_Your objective_: Give every entry again, word for word.

_Stored data_:
# # # # #
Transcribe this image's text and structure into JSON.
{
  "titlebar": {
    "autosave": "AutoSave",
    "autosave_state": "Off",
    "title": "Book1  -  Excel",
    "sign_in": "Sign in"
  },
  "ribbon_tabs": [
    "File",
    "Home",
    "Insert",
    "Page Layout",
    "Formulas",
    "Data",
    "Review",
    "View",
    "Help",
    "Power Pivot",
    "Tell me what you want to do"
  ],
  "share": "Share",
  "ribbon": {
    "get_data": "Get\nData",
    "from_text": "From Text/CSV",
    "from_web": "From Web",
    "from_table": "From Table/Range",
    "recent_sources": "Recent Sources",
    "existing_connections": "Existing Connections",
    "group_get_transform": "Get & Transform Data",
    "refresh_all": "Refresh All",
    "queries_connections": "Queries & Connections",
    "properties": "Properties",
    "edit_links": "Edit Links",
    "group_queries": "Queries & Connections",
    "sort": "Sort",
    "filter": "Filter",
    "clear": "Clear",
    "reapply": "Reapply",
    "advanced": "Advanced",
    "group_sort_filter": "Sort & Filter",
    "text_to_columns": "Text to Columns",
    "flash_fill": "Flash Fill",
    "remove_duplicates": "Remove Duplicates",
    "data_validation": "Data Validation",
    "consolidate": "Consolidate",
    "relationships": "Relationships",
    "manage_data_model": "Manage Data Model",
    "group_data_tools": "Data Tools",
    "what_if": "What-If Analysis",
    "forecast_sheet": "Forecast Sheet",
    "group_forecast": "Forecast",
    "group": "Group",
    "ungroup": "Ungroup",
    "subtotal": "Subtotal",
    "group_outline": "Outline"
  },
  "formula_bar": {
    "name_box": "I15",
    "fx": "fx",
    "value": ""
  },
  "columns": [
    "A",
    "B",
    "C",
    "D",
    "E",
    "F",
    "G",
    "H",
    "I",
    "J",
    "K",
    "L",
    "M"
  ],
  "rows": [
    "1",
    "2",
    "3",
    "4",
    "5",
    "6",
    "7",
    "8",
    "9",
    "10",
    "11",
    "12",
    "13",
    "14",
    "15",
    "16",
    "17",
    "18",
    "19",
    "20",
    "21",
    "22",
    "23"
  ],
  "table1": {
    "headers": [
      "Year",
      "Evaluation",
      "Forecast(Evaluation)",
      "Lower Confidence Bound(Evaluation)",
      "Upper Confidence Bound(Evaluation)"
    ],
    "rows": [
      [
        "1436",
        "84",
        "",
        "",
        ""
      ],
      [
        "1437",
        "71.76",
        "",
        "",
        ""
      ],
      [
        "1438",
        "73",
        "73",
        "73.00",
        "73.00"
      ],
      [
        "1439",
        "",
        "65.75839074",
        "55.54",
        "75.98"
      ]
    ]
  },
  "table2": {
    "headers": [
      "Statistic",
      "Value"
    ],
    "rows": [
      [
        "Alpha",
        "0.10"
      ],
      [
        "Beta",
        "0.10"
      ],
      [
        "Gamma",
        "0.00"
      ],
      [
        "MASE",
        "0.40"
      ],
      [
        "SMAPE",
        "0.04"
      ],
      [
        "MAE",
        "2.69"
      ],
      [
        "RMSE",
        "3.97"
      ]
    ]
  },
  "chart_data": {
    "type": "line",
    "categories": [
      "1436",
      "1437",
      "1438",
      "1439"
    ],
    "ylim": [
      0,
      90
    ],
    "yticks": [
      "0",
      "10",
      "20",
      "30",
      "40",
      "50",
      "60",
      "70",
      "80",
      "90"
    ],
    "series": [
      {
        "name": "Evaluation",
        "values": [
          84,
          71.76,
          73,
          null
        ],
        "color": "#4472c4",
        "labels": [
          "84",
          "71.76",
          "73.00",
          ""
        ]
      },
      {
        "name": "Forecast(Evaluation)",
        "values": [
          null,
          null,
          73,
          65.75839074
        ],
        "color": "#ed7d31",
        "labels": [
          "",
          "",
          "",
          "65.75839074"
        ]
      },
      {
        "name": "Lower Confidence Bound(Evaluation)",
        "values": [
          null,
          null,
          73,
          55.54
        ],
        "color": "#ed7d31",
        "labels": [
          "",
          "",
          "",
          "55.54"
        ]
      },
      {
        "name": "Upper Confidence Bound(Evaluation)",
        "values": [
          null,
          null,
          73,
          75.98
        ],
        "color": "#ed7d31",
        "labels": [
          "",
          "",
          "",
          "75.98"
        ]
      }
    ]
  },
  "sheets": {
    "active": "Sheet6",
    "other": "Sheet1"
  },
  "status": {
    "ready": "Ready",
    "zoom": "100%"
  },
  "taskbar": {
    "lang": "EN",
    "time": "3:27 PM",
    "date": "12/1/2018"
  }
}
# # # # #
_Solution to this exercise_:
Transcribe this image's text and structure into JSON.
{
  "titlebar": {
    "autosave": "AutoSave",
    "autosave_state": "Off",
    "title": "Book1  -  Excel",
    "sign_in": "Sign in"
  },
  "ribbon_tabs": [
    "File",
    "Home",
    "Insert",
    "Page Layout",
    "Formulas",
    "Data",
    "Review",
    "View",
    "Help",
    "Power Pivot",
    "Tell me what you want to do"
  ],
  "share": "Share",
  "ribbon": {
    "get_data": "Get\nData",
    "from_text": "From Text/CSV",
    "from_web": "From Web",
    "from_table": "From Table/Range",
    "recent_sources": "Recent Sources",
    "existing_connections": "Existing Connections",
    "group_get_transform": "Get & Transform Data",
    "refresh_all": "Refresh All",
    "queries_connections": "Queries & Connections",
    "properties": "Properties",
    "edit_links": "Edit Links",
    "group_queries": "Queries & Connections",
    "sort": "Sort",
    "filter": "Filter",
    "clear": "Clear",
    "reapply": "Reapply",
    "advanced": "Advanced",
    "group_sort_filter": "Sort & Filter",
    "text_to_columns": "Text to Columns",
    "flash_fill": "Flash Fill",
    "remove_duplicates": "Remove Duplicates",
    "data_validation": "Data Validation",
    "consolidate": "Consolidate",
    "relationships": "Relationships",
    "manage_data_model": "Manage Data Model",
    "group_data_tools": "Data Tools",
    "what_if": "What-If Analysis",
    "forecast_sheet": "Forecast Sheet",
    "group_forecast": "Forecast",
    "group": "Group",
    "ungroup": "Ungroup",
    "subtotal": "Subtotal",
    "group_outline": "Outline"
  },
  "formula_bar": {
    "name_box": "I15",
    "fx": "fx",
    "value": ""
  },
  "columns": [
    "A",
    "B",
    "C",
    "D",
    "E",
    "F",
    "G",
    "H",
    "I",
    "J",
    "K",
    "L",
    "M"
  ],
  "rows": [
    "1",
    "2",
    "3",
    "4",
    "5",
    "6",
    "7",
    "8",
    "9",
    "10",
    "11",
    "12",
    "13",
    "14",
    "15",
    "16",
    "17",
    "18",
    "19",
    "20",
    "21",
    "22",
    "23"
  ],
  "table1": {
    "headers": [
      "Year",
      "Evaluation",
      "Forecast(Evaluation)",
      "Lower Confidence Bound(Evaluation)",
      "Upper Confidence Bound(Evaluation)"
    ],
    "rows": [
      [
        "1436",
        "84",
        "",
        "",
        ""
      ],
      [
        "1437",
        "71.76",
        "",
        "",
        ""
      ],
      [
        "1438",
        "73",
        "73",
        "73.00",
        "73.00"
      ],
      [
        "1439",
        "",
        "65.75839074",
        "55.54",
        "75.98"
      ]
    ]
  },
  "table2": {
    "headers": [
      "Statistic",
      "Value"
    ],
    "rows": [
      [
        "Alpha",
        "0.10"
      ],
      [
        "Beta",
        "0.10"
      ],
      [
        "Gamma",
        "0.00"
      ],
      [
        "MASE",
        "0.40"
      ],
      [
        "SMAPE",
        "0.04"
      ],
      [
        "MAE",
        "2.69"
      ],
      [
        "RMSE",
        "3.97"
      ]
    ]
  },
  "chart_data": {
    "type": "line",
    "categories": [
      "1436",
      "1437",
      "1438",
      "1439"
    ],
    "ylim": [
      0,
      90
    ],
    "yticks": [
      "0",
      "10",
      "20",
      "30",
      "40",
      "50",
      "60",
      "70",
      "80",
      "90"
    ],
    "series": [
      {
        "name": "Evaluation",
        "values": [
          84,
          71.76,
          73,
          null
        ],
        "color": "#4472c4",
        "labels": [
          "84",
          "71.76",
          "73.00",
          ""
        ]
      },
      {
        "name": "Forecast(Evaluation)",
        "values": [
          null,
          null,
          73,
          65.75839074
        ],
        "color": "#ed7d31",
        "labels": [
          "",
          "",
          "",
          "65.75839074"
        ]
      },
      {
        "name": "Lower Confidence Bound(Evaluation)",
        "values": [
          null,
          null,
          73,
          55.54
        ],
        "color": "#ed7d31",
        "labels": [
          "",
          "",
          "",
          "55.54"
        ]
      },
      {
        "name": "Upper Confidence Bound(Evaluation)",
        "values": [
          null,
          null,
          73,
          75.98
        ],
        "color": "#ed7d31",
        "labels": [
          "",
          "",
          "",
          "75.98"
        ]
      }
    ]
  },
  "sheets": {
    "active": "Sheet6",
    "other": "Sheet1"
  },
  "status": {
    "ready": "Ready",
    "zoom": "100%"
  },
  "taskbar": {
    "lang": "EN",
    "time": "3:27 PM",
    "date": "12/1/2018"
  }
}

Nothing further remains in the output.